### Exercise objective:
Extract every line of the items below and reproduce each one without any change.

━━ Supplied records

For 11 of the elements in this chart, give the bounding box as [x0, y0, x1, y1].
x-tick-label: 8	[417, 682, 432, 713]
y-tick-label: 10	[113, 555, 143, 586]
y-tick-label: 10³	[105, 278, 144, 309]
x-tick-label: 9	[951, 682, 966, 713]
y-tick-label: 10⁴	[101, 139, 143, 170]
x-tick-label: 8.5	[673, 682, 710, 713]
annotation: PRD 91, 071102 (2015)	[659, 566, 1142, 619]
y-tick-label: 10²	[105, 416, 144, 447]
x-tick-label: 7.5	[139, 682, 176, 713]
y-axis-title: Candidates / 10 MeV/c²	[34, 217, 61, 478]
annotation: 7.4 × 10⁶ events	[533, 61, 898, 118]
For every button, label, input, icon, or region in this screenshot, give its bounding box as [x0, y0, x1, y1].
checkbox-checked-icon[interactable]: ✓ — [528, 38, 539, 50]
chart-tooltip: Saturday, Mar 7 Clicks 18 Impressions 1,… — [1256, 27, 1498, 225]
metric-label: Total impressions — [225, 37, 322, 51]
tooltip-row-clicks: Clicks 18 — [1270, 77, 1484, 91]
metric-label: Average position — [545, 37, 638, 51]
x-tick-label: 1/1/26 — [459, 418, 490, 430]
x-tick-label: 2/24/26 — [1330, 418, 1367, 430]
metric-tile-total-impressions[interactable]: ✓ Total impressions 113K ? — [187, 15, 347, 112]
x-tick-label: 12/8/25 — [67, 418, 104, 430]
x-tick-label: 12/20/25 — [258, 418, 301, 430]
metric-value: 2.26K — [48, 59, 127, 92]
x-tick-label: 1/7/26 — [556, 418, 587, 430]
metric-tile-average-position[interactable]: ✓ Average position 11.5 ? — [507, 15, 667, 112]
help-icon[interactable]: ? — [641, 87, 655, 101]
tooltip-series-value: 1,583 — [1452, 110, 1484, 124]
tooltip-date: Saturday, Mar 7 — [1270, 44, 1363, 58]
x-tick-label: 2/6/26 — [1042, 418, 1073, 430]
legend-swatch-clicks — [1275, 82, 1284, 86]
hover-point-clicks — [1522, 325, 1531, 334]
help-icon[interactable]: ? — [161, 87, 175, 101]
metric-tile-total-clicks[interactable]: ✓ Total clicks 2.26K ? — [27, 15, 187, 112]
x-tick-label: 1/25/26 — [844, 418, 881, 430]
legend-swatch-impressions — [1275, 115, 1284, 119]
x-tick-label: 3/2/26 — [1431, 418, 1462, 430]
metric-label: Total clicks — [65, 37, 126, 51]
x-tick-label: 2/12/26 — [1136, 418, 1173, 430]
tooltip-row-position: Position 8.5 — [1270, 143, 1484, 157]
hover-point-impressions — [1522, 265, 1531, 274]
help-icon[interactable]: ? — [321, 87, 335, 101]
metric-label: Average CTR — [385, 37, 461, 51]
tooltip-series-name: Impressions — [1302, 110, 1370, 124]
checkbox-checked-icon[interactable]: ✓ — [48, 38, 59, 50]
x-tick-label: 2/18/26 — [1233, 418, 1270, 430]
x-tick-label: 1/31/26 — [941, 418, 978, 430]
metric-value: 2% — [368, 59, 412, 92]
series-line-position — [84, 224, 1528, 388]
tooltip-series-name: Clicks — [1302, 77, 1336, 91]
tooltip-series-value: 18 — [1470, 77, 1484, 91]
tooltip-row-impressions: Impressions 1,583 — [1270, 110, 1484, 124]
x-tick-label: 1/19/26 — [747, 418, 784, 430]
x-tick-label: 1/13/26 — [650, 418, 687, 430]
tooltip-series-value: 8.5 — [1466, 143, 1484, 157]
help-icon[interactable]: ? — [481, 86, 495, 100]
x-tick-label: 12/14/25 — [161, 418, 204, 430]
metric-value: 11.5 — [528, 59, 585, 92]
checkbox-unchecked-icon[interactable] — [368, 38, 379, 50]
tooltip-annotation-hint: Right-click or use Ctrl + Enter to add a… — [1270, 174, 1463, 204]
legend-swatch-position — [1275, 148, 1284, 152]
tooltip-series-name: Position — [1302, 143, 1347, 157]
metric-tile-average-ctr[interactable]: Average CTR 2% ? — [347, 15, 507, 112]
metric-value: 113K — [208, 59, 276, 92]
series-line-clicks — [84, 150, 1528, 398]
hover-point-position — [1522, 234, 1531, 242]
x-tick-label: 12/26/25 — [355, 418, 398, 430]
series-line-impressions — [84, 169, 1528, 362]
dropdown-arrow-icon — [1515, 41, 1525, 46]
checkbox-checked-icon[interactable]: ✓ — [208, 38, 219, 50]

━━━━

### The reply:
For 11 of the elements in this chart, give the bounding box as [x0, y0, x1, y1].
x-tick-label: 8	[417, 682, 432, 713]
y-tick-label: 10	[113, 555, 143, 586]
y-tick-label: 10³	[105, 278, 144, 309]
x-tick-label: 9	[951, 682, 966, 713]
y-tick-label: 10⁴	[101, 139, 143, 170]
x-tick-label: 8.5	[673, 682, 710, 713]
annotation: PRD 91, 071102 (2015)	[659, 566, 1142, 619]
y-tick-label: 10²	[105, 416, 144, 447]
x-tick-label: 7.5	[139, 682, 176, 713]
y-axis-title: Candidates / 10 MeV/c²	[34, 217, 61, 478]
annotation: 7.4 × 10⁶ events	[533, 61, 898, 118]
For every button, label, input, icon, or region in this screenshot, give its bounding box as [x0, y0, x1, y1].
checkbox-checked-icon[interactable]: ✓ — [528, 38, 539, 50]
chart-tooltip: Saturday, Mar 7 Clicks 18 Impressions 1,… — [1256, 27, 1498, 225]
metric-label: Total impressions — [225, 37, 322, 51]
tooltip-row-clicks: Clicks 18 — [1270, 77, 1484, 91]
metric-label: Average position — [545, 37, 638, 51]
x-tick-label: 1/1/26 — [459, 418, 490, 430]
x-tick-label: 2/24/26 — [1330, 418, 1367, 430]
metric-tile-total-impressions[interactable]: ✓ Total impressions 113K ? — [187, 15, 347, 112]
x-tick-label: 12/8/25 — [67, 418, 104, 430]
x-tick-label: 12/20/25 — [258, 418, 301, 430]
metric-value: 2.26K — [48, 59, 127, 92]
x-tick-label: 1/7/26 — [556, 418, 587, 430]
metric-tile-average-position[interactable]: ✓ Average position 11.5 ? — [507, 15, 667, 112]
help-icon[interactable]: ? — [641, 87, 655, 101]
tooltip-series-value: 1,583 — [1452, 110, 1484, 124]
tooltip-date: Saturday, Mar 7 — [1270, 44, 1363, 58]
x-tick-label: 2/6/26 — [1042, 418, 1073, 430]
legend-swatch-clicks — [1275, 82, 1284, 86]
hover-point-clicks — [1522, 325, 1531, 334]
help-icon[interactable]: ? — [161, 87, 175, 101]
metric-tile-total-clicks[interactable]: ✓ Total clicks 2.26K ? — [27, 15, 187, 112]
x-tick-label: 1/25/26 — [844, 418, 881, 430]
legend-swatch-impressions — [1275, 115, 1284, 119]
x-tick-label: 3/2/26 — [1431, 418, 1462, 430]
metric-label: Total clicks — [65, 37, 126, 51]
x-tick-label: 2/12/26 — [1136, 418, 1173, 430]
tooltip-row-position: Position 8.5 — [1270, 143, 1484, 157]
hover-point-impressions — [1522, 265, 1531, 274]
help-icon[interactable]: ? — [321, 87, 335, 101]
metric-label: Average CTR — [385, 37, 461, 51]
tooltip-series-name: Impressions — [1302, 110, 1370, 124]
checkbox-checked-icon[interactable]: ✓ — [48, 38, 59, 50]
x-tick-label: 2/18/26 — [1233, 418, 1270, 430]
x-tick-label: 1/31/26 — [941, 418, 978, 430]
metric-value: 2% — [368, 59, 412, 92]
series-line-position — [84, 224, 1528, 388]
tooltip-series-name: Clicks — [1302, 77, 1336, 91]
tooltip-series-value: 18 — [1470, 77, 1484, 91]
tooltip-row-impressions: Impressions 1,583 — [1270, 110, 1484, 124]
x-tick-label: 1/19/26 — [747, 418, 784, 430]
x-tick-label: 1/13/26 — [650, 418, 687, 430]
tooltip-series-value: 8.5 — [1466, 143, 1484, 157]
help-icon[interactable]: ? — [481, 86, 495, 100]
x-tick-label: 12/14/25 — [161, 418, 204, 430]
metric-value: 11.5 — [528, 59, 585, 92]
checkbox-unchecked-icon[interactable] — [368, 38, 379, 50]
tooltip-annotation-hint: Right-click or use Ctrl + Enter to add a… — [1270, 174, 1463, 204]
legend-swatch-position — [1275, 148, 1284, 152]
tooltip-series-name: Position — [1302, 143, 1347, 157]
metric-tile-average-ctr[interactable]: Average CTR 2% ? — [347, 15, 507, 112]
metric-value: 113K — [208, 59, 276, 92]
series-line-clicks — [84, 150, 1528, 398]
hover-point-position — [1522, 234, 1531, 242]
x-tick-label: 12/26/25 — [355, 418, 398, 430]
series-line-impressions — [84, 169, 1528, 362]
dropdown-arrow-icon — [1515, 41, 1525, 46]
checkbox-checked-icon[interactable]: ✓ — [208, 38, 219, 50]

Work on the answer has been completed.